REQUESTS:
- 1) From the passage about Mary's family and life insurance, list every proper noun that is not the name of a person.
- 2) Write the next part of the passage about Mary's family and life insurance, starting after its final sentence.

[start GIVEN TEXT]

Mary’s family makes very little money, and the primary wage earner is her de facto son-in-law (let’s call him Bob) who I am friends with, and who is essentially supporting the entire family. The whole situation is a little messed up, as Mary’s son and daughter (whom Bob is involved with) are either earning minimum wage or not earning anything at all (as is also are Mary’s adult grandchildren), and it is up to Bob to make every decision, provide almost every dollar. In the end, it was Bob who had to make the call on removing Mary from life support, because her husband could not. I suspect this happens a lot more than I realize.
Mary was also uninsured, and as a result, Bob has has to pick up her funerary costs. At one point, he seethed to me that Mary’s kids have made demands on what kind of funeral Mary deserves but have so far made no effort to help pay for any of it. But at the same time, Bob’s anger is tinged with a sadness that Mary and her husband, in their later years, simply could not afford to insure themselves. I am not certain how common this scenario is, but you can see it coming a mile away: two elderly seniors living on fixed incomes for years without two spare nickels to rub together.
At the same time, I am reminded of those infamous LIMRA numbers from last year that pointed to the lowest rates of individual life insurance ownership since WWII (though more recently, those numbers have started to recover). The Great Recession has made it hard for a lot of people to keep their policies in force, and with some ominous rumblings that there might even be a double dip in the future, policy lapses might become an even bigger issue than they already are (especially as companies like Coventry and the rest of the life settlement industry appear to be on the rise once more, only too eager to capitalize on lapsed policies).

[end GIVEN TEXT]
[start GIVEN INFORMATION]

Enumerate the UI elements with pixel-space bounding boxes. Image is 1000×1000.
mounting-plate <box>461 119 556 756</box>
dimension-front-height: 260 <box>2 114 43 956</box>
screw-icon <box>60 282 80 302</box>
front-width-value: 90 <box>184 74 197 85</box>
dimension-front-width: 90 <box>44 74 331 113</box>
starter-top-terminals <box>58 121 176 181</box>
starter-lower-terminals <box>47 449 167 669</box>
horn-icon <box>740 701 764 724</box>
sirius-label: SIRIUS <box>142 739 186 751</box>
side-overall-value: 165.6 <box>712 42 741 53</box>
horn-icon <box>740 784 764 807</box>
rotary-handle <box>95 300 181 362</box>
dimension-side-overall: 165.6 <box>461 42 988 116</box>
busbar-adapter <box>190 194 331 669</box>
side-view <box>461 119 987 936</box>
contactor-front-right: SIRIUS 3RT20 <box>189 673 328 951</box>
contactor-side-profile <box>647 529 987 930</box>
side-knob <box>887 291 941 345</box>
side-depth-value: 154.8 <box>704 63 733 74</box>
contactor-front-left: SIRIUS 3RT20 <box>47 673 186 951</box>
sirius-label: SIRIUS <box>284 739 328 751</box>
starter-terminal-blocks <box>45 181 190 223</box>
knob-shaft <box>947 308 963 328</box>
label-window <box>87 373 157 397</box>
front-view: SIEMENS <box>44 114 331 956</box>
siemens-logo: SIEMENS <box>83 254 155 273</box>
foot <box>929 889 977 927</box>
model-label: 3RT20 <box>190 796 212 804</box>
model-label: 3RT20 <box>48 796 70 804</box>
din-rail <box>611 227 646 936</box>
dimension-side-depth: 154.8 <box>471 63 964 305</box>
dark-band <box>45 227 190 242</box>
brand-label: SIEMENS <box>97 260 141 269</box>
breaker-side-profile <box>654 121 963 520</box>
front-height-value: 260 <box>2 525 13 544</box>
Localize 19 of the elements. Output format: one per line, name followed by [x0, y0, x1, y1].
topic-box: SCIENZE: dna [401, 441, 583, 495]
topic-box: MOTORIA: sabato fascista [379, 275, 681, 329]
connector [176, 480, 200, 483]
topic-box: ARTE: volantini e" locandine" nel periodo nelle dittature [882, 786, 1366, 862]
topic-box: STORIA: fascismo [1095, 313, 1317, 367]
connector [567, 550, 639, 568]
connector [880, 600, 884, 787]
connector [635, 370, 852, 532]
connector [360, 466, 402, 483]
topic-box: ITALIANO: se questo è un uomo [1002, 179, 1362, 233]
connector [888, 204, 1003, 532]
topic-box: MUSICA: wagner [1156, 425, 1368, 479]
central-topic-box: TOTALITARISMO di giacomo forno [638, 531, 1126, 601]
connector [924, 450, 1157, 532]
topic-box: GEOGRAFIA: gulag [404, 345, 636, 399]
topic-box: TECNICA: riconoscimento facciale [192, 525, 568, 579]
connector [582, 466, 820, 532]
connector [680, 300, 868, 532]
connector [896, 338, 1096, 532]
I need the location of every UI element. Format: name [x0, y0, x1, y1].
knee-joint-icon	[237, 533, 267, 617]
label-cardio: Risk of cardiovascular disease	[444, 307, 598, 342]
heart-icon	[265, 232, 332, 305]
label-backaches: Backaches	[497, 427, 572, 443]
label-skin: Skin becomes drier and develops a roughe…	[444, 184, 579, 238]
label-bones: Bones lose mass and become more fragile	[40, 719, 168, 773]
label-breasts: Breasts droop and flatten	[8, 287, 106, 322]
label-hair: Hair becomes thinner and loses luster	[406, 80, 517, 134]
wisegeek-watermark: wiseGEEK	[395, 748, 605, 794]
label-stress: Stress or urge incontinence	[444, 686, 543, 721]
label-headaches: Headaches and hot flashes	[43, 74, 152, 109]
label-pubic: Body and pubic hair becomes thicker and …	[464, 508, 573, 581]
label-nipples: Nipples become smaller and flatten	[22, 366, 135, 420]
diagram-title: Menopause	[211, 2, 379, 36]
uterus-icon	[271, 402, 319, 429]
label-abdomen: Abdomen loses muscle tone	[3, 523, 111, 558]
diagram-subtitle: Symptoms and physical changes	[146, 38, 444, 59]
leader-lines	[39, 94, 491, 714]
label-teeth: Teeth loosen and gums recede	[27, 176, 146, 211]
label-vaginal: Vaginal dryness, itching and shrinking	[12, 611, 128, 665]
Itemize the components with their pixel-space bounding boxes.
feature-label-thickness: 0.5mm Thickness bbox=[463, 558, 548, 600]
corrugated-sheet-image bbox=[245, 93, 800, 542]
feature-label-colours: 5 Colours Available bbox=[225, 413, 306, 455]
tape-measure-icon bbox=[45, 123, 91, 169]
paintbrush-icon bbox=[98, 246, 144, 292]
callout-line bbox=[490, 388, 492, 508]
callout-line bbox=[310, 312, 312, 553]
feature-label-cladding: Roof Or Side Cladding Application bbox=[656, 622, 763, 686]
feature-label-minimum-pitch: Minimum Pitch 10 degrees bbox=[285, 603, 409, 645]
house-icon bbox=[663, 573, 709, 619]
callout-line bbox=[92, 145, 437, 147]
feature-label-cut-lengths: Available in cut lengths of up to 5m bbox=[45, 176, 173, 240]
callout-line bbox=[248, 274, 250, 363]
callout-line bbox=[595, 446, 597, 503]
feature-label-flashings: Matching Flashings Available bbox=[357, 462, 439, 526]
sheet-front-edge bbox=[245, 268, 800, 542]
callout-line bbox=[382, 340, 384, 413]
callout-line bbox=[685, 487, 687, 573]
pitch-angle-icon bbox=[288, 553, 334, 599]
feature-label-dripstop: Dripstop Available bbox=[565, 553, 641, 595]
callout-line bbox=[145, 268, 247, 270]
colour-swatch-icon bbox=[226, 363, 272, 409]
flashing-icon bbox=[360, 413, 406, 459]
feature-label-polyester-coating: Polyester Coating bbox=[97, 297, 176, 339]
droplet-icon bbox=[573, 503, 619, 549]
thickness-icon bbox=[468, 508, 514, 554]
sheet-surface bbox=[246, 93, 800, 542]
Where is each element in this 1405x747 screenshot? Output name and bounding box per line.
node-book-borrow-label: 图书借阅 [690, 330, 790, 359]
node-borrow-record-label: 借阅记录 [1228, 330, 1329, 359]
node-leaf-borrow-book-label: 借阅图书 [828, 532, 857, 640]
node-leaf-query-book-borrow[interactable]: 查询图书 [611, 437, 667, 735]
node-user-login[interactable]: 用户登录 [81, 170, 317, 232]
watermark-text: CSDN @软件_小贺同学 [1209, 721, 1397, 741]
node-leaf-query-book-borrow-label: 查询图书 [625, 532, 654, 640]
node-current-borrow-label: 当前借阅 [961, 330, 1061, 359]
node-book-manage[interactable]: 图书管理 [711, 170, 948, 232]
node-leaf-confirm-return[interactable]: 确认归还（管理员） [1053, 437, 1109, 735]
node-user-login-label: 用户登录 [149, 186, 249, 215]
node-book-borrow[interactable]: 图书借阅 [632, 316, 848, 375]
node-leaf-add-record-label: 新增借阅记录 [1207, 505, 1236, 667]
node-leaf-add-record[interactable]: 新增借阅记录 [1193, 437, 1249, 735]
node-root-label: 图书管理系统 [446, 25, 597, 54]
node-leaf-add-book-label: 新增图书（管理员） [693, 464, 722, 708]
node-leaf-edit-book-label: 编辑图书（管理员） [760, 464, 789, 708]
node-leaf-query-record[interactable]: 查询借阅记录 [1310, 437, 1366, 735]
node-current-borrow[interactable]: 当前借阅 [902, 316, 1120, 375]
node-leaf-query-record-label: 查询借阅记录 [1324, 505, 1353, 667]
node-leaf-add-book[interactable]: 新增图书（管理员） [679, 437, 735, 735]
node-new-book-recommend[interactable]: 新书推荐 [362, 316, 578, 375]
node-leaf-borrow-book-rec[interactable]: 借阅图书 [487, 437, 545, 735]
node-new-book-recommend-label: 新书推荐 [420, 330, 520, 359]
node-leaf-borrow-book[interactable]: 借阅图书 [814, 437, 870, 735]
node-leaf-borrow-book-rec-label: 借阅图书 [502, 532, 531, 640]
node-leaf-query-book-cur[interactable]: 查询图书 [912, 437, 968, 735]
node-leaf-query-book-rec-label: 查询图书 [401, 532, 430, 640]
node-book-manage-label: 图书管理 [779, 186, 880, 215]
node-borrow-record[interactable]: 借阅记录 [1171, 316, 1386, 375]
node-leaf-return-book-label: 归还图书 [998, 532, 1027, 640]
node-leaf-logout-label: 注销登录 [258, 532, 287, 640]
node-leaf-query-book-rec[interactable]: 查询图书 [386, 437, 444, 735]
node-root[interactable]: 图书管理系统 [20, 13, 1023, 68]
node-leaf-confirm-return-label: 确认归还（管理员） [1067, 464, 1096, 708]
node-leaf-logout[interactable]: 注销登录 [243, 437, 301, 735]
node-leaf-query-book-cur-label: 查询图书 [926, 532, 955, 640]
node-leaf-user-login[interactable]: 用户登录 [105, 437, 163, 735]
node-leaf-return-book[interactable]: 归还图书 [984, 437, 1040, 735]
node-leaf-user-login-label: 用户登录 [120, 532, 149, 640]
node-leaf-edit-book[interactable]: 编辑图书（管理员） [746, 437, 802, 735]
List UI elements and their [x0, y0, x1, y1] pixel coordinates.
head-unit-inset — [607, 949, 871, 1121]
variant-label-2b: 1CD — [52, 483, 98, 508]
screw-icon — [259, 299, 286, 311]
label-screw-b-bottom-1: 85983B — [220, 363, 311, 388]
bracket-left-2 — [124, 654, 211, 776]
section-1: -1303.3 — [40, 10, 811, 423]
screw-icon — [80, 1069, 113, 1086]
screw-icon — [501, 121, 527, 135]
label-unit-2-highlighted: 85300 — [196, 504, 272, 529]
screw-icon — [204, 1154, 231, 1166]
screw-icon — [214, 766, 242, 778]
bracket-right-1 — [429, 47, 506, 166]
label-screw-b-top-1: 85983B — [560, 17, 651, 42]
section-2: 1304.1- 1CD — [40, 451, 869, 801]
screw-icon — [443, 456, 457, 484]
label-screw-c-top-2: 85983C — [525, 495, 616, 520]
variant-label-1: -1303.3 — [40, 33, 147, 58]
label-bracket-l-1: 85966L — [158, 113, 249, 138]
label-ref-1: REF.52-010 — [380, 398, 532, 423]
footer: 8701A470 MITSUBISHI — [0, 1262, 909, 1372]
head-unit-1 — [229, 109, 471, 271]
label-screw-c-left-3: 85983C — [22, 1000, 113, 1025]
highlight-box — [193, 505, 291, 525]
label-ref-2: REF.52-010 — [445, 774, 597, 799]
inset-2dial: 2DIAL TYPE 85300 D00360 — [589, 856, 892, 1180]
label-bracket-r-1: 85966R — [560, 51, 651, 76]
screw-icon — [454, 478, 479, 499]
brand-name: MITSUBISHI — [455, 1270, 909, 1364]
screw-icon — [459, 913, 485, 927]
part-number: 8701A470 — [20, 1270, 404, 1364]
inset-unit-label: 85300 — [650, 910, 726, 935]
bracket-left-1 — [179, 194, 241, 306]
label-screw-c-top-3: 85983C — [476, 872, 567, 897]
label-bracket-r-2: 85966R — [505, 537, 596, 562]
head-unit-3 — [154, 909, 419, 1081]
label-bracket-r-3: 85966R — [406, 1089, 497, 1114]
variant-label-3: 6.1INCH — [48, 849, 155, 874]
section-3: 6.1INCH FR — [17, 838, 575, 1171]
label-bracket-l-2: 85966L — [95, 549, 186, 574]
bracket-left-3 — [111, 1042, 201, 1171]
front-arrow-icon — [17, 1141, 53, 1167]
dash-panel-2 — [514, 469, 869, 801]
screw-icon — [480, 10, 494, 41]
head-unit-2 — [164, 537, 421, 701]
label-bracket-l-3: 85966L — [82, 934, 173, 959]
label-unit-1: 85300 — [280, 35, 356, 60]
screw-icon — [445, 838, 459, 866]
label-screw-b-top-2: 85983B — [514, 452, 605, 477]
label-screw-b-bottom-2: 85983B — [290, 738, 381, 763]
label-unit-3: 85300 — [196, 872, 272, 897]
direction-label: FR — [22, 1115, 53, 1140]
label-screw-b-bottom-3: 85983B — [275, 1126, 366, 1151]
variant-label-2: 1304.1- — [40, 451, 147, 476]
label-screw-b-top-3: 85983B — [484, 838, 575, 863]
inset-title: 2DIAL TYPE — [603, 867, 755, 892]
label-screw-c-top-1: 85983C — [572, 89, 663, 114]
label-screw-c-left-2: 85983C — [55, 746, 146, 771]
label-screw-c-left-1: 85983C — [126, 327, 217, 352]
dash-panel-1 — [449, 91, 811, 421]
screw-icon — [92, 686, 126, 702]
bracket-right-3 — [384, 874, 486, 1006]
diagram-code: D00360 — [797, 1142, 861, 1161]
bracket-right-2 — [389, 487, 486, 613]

[end GIVEN INFORMATION]

EXPECTED RESPONSES:
- 1)
- LIMRA
- WWII
- the Great Recession
- Coventry

- 2)
I had a conversation with an industry analyst last week as we discussed some possible story ideas we could develop together, and the concept of how the industry prices itself came up. So did the notion of a world without life agents whatsoever – where life insurance is commoditized to the point where an intermediary is unnecessary and where commissions are removed from the transaction altogether. In many ways, this seems like a natural evolution, even if it would spell disaster for the industry in the short term. After all, life insurers, and stock companies in particular, have largely given up on maintaining career or captive sales forces, and there are companies out there that have proven a direct sales strategy can work.